— BEGIN —

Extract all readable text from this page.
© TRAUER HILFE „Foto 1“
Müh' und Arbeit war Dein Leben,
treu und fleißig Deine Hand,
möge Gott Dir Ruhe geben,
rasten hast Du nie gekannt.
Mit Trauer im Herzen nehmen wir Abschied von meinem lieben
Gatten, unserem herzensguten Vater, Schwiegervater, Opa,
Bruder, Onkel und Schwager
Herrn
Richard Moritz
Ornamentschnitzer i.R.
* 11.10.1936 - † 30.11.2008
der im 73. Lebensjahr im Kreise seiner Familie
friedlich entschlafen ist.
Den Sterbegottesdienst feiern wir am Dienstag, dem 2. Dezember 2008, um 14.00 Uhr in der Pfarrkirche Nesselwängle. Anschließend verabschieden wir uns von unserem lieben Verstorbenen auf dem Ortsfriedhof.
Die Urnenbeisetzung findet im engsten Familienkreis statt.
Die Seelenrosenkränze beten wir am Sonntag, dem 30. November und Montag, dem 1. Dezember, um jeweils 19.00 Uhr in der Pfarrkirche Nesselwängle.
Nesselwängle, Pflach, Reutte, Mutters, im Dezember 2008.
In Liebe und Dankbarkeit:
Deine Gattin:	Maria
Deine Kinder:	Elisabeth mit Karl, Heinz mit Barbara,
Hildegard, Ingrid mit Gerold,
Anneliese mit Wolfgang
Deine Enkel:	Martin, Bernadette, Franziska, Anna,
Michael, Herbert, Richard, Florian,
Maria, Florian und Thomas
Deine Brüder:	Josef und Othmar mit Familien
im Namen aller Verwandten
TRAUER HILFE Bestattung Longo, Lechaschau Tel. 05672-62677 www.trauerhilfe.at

— END —

Challenge
Which lines hold the word "Florian"? Copy every one of them.

Full solution
Michael, Herbert, Richard, Florian,
Maria, Florian und Thomas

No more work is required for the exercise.